• [WORK INSTRUCTIONS]: Lines containing the string "ipsum" are to be collected in full.

• [RECORDS FOR THE EXERCISE]:

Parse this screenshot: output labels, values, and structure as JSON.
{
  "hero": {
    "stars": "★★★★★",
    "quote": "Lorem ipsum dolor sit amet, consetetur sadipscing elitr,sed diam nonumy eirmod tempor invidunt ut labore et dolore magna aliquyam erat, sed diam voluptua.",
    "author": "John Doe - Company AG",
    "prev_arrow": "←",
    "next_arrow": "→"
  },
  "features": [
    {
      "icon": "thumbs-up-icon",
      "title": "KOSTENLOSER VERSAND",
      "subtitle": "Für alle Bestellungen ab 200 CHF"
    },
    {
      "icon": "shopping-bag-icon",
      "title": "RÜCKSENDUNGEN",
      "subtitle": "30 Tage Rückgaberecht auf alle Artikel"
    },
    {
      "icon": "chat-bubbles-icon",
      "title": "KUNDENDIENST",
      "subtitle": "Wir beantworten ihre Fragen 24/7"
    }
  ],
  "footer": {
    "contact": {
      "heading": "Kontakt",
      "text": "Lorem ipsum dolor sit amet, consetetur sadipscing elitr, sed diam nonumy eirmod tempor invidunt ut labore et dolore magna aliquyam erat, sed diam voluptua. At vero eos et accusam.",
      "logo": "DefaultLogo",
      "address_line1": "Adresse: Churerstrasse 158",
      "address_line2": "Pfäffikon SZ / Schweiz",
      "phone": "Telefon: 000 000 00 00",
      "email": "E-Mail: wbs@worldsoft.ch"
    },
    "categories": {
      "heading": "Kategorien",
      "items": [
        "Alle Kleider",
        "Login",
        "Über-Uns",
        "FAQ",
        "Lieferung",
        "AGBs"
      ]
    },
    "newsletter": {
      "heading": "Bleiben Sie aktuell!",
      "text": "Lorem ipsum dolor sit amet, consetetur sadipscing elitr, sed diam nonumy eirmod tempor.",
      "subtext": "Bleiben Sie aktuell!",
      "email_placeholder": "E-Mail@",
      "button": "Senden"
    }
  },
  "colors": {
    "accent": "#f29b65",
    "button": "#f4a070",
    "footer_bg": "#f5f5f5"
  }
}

• [RESULT FOR THIS TASK]:
    "quote": "Lorem ipsum dolor sit amet, consetetur sadipscing elitr,sed diam nonumy eirmod tempor invidunt ut labore et dolore magna aliquyam erat, sed diam voluptua.",
      "text": "Lorem ipsum dolor sit amet, consetetur sadipscing elitr, sed diam nonumy eirmod tempor invidunt ut labore et dolore magna aliquyam erat, sed diam voluptua. At vero eos et accusam.",
      "text": "Lorem ipsum dolor sit amet, consetetur sadipscing elitr, sed diam nonumy eirmod tempor.",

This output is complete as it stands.